◆ SOURCE RECORDS ◆
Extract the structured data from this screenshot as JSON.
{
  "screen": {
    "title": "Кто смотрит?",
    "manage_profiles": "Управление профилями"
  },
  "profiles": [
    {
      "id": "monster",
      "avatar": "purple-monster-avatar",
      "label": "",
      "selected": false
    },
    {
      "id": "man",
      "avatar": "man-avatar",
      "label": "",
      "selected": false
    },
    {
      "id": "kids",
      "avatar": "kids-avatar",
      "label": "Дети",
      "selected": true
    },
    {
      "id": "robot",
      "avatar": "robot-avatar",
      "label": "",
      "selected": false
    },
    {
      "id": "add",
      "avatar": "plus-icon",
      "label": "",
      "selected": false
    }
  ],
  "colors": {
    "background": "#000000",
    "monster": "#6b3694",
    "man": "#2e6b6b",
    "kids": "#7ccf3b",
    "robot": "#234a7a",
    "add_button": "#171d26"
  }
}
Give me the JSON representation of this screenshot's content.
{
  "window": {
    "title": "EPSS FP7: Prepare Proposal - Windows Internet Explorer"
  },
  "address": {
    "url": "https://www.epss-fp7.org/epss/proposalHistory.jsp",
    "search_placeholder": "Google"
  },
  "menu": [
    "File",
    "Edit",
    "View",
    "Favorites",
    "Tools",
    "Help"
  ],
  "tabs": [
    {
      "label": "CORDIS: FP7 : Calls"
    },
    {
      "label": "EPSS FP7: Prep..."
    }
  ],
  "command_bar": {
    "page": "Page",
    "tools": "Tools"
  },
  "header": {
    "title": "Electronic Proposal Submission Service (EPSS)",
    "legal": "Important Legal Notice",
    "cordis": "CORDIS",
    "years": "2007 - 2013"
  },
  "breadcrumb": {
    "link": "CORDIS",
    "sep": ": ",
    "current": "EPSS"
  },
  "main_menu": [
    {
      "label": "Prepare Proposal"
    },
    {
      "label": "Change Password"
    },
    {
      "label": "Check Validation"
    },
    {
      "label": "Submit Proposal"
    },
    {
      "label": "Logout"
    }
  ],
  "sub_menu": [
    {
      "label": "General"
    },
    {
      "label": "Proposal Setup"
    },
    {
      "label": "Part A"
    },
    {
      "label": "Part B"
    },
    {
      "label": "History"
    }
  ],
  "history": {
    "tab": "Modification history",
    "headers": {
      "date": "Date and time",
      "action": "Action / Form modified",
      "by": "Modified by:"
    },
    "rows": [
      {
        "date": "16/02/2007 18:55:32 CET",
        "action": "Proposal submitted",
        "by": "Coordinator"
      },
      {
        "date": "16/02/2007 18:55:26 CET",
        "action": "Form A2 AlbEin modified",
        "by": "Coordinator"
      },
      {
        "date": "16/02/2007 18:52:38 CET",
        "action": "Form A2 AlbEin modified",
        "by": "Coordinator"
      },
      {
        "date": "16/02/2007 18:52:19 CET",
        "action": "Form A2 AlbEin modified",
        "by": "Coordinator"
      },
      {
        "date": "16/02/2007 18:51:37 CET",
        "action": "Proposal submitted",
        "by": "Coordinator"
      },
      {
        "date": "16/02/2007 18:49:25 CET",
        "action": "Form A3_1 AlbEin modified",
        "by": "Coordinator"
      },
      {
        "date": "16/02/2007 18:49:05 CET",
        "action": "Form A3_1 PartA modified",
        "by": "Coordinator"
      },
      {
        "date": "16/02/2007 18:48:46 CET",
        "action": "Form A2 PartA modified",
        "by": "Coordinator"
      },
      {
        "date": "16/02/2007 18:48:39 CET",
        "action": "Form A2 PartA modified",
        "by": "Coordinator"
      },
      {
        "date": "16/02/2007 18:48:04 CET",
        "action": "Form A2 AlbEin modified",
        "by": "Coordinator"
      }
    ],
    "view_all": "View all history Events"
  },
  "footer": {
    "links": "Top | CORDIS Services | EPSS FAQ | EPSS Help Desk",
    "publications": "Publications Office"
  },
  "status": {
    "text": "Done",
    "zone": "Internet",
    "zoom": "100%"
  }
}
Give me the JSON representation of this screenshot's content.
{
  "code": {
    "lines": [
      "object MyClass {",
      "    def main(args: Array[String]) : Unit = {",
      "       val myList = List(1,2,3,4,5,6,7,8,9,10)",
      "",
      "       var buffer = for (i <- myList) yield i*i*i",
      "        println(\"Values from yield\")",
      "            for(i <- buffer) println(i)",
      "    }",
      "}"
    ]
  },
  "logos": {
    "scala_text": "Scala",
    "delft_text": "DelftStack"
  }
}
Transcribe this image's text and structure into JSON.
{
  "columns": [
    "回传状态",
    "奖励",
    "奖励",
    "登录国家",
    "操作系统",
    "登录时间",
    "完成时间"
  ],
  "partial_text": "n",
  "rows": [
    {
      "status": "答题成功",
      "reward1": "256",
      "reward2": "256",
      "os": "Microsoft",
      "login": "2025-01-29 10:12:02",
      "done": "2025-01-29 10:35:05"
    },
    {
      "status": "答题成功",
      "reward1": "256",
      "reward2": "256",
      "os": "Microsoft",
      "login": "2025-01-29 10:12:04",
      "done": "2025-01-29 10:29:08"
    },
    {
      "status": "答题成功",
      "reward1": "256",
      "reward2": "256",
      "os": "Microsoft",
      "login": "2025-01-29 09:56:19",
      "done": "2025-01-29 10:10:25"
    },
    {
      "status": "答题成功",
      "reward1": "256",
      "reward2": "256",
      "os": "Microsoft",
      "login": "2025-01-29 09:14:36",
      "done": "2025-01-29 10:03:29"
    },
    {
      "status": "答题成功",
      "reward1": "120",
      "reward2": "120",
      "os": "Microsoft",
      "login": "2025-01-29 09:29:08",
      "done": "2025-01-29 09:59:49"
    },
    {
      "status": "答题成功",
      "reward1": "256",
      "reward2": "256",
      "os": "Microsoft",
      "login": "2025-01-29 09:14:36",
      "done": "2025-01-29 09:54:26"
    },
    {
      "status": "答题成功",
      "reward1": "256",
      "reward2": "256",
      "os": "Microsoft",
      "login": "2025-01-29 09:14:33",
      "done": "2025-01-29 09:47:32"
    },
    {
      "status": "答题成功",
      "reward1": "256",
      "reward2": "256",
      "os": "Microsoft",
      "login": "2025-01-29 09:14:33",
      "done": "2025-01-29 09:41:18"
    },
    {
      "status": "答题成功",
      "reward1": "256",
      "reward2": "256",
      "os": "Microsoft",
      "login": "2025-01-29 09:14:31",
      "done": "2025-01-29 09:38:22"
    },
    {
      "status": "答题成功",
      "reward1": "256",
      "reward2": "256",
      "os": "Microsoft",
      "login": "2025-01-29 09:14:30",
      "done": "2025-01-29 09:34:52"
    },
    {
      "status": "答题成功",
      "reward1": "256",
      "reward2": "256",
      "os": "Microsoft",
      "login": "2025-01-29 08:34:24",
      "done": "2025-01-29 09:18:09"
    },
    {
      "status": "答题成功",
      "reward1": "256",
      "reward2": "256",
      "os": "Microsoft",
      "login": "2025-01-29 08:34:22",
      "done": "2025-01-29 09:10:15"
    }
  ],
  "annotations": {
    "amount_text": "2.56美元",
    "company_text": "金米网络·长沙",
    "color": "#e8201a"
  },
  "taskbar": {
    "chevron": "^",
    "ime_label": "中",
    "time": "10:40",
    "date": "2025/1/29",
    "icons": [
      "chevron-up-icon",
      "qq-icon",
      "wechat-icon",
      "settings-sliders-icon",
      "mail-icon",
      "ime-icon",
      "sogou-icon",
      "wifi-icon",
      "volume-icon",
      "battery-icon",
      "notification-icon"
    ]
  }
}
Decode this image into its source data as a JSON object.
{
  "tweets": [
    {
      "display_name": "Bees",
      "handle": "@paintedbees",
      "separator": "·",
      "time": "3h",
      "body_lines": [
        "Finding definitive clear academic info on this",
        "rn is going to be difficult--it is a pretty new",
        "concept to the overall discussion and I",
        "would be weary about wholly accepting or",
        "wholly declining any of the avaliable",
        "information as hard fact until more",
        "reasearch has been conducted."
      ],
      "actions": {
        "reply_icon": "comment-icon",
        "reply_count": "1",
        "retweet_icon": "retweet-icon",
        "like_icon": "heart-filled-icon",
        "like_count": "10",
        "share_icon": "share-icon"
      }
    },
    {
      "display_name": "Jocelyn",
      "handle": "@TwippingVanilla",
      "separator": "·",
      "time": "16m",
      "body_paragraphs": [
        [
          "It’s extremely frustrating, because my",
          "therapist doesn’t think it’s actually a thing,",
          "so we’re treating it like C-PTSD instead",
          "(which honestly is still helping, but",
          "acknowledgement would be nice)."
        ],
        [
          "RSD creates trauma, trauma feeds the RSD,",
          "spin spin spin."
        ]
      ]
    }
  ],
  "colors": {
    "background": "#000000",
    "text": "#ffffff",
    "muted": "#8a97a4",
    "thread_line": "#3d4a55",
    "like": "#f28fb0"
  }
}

◆ PROBLEM TO SOLVE ◆
From the "Decode this image" line to the close of the listing, restate each line word for word.

◆ WRITTEN ANSWER ◆
Decode this image into its source data as a JSON object.
{
  "tweets": [
    {
      "display_name": "Bees",
      "handle": "@paintedbees",
      "separator": "·",
      "time": "3h",
      "body_lines": [
        "Finding definitive clear academic info on this",
        "rn is going to be difficult--it is a pretty new",
        "concept to the overall discussion and I",
        "would be weary about wholly accepting or",
        "wholly declining any of the avaliable",
        "information as hard fact until more",
        "reasearch has been conducted."
      ],
      "actions": {
        "reply_icon": "comment-icon",
        "reply_count": "1",
        "retweet_icon": "retweet-icon",
        "like_icon": "heart-filled-icon",
        "like_count": "10",
        "share_icon": "share-icon"
      }
    },
    {
      "display_name": "Jocelyn",
      "handle": "@TwippingVanilla",
      "separator": "·",
      "time": "16m",
      "body_paragraphs": [
        [
          "It’s extremely frustrating, because my",
          "therapist doesn’t think it’s actually a thing,",
          "so we’re treating it like C-PTSD instead",
          "(which honestly is still helping, but",
          "acknowledgement would be nice)."
        ],
        [
          "RSD creates trauma, trauma feeds the RSD,",
          "spin spin spin."
        ]
      ]
    }
  ],
  "colors": {
    "background": "#000000",
    "text": "#ffffff",
    "muted": "#8a97a4",
    "thread_line": "#3d4a55",
    "like": "#f28fb0"
  }
}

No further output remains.